(Figure record extracts)
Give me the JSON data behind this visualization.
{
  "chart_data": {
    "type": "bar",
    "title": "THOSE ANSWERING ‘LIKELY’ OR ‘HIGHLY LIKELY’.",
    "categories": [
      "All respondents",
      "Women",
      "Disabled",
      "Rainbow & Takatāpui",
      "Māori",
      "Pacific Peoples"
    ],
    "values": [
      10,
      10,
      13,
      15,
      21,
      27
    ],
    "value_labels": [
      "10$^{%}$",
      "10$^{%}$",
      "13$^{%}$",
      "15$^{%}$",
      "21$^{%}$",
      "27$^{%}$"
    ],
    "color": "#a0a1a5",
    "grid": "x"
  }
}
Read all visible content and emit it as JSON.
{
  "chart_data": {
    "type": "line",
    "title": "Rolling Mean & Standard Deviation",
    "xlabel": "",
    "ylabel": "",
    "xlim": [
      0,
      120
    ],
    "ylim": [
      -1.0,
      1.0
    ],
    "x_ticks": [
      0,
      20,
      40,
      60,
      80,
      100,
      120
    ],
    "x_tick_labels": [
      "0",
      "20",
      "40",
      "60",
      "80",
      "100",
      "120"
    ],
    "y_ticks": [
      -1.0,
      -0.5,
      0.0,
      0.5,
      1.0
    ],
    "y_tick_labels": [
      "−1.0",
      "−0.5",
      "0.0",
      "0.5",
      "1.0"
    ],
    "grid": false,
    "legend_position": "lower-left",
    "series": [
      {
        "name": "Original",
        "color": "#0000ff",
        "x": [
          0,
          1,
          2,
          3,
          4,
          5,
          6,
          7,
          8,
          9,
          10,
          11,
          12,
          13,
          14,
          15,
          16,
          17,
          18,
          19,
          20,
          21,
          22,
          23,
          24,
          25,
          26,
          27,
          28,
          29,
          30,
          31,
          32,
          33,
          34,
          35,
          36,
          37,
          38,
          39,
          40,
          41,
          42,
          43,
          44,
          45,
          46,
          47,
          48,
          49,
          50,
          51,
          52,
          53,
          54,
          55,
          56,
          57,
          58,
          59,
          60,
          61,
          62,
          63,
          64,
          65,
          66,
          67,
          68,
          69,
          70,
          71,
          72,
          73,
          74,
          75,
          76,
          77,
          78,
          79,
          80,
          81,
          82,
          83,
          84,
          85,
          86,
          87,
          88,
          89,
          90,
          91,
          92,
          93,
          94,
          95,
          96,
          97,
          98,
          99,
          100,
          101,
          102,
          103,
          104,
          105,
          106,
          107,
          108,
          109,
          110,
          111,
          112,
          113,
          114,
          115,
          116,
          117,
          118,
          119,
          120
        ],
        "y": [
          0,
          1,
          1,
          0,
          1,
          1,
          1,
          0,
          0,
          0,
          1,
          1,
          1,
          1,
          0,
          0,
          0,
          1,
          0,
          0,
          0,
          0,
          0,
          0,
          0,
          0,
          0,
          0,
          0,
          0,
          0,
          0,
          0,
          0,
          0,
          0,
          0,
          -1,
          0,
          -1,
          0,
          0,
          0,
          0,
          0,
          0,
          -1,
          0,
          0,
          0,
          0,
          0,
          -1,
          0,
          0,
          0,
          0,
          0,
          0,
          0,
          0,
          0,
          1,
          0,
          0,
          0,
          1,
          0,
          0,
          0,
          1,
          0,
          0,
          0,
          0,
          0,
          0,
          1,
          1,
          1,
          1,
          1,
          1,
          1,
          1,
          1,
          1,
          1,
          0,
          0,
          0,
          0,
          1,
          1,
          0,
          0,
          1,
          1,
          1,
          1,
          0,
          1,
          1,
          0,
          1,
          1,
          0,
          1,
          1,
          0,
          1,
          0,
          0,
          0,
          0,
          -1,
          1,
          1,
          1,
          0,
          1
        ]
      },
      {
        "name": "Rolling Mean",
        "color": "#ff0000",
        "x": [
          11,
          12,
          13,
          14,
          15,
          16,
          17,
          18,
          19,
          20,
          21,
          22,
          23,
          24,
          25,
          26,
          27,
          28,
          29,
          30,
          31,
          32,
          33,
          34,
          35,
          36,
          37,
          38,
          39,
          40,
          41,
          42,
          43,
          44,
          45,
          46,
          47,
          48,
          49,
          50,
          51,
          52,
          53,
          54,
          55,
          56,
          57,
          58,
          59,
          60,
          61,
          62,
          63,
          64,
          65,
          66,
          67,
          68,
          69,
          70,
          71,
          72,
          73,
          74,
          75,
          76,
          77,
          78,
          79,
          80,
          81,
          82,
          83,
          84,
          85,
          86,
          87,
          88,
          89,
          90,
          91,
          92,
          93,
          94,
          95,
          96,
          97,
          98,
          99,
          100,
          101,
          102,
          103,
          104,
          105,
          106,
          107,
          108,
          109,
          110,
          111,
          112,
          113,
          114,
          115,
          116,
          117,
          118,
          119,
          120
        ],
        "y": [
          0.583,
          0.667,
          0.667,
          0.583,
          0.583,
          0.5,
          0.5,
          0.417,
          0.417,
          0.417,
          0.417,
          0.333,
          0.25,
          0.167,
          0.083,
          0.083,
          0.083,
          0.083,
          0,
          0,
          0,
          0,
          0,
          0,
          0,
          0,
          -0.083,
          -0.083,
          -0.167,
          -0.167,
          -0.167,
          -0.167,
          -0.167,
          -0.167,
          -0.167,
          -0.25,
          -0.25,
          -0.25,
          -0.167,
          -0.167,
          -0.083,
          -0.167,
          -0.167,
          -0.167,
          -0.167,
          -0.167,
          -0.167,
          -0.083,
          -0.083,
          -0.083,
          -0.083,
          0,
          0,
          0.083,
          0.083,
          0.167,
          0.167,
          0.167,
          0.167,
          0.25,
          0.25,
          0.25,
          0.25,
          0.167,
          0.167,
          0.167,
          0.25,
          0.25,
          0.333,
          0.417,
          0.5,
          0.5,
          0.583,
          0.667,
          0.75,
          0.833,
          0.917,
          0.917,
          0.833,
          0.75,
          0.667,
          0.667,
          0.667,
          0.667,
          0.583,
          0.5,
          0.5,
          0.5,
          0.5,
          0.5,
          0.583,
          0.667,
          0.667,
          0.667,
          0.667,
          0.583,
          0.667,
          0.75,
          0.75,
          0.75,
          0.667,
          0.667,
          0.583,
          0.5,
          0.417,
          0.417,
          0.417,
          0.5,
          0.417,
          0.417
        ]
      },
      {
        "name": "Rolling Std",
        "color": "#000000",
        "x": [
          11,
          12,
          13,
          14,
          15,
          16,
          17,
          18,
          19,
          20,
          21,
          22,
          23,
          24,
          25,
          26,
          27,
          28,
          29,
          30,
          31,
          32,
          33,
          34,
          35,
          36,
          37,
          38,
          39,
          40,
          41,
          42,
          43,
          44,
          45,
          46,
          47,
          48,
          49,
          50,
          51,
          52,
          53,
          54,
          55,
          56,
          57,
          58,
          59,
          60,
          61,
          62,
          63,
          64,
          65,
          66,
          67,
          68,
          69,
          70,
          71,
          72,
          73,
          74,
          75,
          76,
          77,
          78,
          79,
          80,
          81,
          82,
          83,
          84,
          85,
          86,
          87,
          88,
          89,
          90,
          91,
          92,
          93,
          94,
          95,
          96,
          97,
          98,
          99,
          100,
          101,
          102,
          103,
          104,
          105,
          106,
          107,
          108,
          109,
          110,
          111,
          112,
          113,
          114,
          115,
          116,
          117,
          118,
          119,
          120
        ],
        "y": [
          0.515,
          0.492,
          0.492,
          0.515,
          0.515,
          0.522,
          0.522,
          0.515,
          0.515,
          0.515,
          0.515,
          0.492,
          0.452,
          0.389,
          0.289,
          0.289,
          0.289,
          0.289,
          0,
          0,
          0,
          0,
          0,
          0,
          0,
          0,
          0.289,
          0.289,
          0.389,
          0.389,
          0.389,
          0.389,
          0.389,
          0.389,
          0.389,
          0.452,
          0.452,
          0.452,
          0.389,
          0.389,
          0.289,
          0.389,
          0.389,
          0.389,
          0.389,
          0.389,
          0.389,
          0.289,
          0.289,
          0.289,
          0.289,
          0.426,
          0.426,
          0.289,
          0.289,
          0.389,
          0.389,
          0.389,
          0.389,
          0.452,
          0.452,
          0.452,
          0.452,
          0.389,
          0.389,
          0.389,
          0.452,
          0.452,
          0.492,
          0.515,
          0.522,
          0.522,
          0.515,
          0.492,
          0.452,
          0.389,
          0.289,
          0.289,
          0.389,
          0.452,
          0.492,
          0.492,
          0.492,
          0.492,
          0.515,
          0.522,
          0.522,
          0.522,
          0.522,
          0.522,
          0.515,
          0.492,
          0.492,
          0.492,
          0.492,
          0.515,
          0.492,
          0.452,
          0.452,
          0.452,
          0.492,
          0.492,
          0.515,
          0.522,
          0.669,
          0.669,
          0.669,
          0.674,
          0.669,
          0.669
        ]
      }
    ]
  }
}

## DO THIS
From the listing above, copy all lines holding the word "JSON".

## WORKED SOLUTION
Give me the JSON data behind this visualization.
Read all visible content and emit it as JSON.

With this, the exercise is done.